What to do:
Reproduce the items from the beginning through the line containing "y-tick-label-right-40: 40: [1868, 391, 1923, 452]", with "annotation" replaced by "label" and nothing else changed. Give only that part.

# Given information start

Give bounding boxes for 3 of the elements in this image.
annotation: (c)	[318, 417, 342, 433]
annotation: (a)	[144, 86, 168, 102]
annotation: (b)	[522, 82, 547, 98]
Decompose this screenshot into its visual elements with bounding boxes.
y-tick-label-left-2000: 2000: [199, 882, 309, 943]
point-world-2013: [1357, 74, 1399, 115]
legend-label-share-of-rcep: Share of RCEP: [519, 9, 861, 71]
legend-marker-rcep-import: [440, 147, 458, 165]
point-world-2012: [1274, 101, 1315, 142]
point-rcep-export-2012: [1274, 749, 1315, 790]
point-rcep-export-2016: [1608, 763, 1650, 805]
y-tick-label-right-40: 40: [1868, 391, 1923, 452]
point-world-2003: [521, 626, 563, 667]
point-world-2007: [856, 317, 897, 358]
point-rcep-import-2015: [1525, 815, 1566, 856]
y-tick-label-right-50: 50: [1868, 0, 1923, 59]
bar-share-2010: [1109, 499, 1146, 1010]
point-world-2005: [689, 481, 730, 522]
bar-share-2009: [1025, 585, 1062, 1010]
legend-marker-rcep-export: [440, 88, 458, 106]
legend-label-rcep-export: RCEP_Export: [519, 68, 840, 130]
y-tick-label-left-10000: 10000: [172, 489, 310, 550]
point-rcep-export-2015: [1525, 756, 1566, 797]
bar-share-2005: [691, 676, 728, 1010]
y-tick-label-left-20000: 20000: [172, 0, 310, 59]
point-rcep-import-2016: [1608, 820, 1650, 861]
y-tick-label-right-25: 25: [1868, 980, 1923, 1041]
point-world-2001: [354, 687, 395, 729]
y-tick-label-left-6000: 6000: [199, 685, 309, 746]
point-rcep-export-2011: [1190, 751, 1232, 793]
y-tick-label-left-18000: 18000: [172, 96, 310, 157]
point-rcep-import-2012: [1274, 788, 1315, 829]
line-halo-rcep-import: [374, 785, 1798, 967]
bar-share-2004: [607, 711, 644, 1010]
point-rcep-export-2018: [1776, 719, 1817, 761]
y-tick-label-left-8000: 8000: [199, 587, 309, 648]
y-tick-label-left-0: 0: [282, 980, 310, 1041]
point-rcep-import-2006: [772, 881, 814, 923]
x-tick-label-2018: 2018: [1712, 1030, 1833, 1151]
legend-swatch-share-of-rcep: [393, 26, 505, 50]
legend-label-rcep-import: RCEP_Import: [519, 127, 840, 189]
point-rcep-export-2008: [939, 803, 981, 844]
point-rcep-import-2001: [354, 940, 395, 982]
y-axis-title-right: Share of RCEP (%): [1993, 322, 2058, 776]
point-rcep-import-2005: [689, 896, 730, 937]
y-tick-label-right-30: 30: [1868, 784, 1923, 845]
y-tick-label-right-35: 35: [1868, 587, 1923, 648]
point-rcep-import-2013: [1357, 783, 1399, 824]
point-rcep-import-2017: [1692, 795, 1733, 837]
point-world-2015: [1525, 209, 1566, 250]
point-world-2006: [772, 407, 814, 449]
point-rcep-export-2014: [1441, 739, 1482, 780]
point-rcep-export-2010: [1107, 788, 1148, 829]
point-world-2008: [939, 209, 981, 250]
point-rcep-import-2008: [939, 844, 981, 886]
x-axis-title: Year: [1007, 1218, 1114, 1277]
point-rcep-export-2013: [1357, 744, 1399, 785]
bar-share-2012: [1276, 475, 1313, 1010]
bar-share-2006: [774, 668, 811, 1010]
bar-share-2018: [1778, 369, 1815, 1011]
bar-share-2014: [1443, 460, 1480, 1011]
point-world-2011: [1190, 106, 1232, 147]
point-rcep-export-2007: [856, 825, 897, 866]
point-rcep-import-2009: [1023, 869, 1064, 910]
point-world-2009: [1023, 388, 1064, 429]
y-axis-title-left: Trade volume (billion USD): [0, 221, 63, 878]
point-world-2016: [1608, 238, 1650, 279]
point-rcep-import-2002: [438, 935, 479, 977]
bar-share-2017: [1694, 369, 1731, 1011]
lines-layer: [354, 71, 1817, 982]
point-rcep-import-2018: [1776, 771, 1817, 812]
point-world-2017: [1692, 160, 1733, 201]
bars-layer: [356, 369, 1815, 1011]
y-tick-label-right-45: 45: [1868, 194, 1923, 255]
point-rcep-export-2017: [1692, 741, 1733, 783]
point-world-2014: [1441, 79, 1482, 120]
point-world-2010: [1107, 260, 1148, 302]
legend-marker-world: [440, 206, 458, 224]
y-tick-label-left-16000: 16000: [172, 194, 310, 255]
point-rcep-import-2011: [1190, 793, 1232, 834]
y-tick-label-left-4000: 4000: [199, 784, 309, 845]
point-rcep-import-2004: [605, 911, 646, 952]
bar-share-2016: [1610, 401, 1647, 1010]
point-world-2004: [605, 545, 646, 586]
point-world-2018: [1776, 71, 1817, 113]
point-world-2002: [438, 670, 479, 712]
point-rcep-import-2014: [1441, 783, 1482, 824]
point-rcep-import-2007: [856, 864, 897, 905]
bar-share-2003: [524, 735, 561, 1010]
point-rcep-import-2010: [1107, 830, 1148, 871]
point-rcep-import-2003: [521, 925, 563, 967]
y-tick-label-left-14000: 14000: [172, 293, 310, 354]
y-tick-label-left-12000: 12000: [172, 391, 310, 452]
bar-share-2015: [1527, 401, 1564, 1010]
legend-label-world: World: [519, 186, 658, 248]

# Given information end

Final result:
Give bounding boxes for 3 of the elements in this image.
label: (c)	[318, 417, 342, 433]
label: (a)	[144, 86, 168, 102]
label: (b)	[522, 82, 547, 98]
Decompose this screenshot into its visual elements with bounding boxes.
y-tick-label-left-2000: 2000: [199, 882, 309, 943]
point-world-2013: [1357, 74, 1399, 115]
legend-label-share-of-rcep: Share of RCEP: [519, 9, 861, 71]
legend-marker-rcep-import: [440, 147, 458, 165]
point-world-2012: [1274, 101, 1315, 142]
point-rcep-export-2012: [1274, 749, 1315, 790]
point-rcep-export-2016: [1608, 763, 1650, 805]
y-tick-label-right-40: 40: [1868, 391, 1923, 452]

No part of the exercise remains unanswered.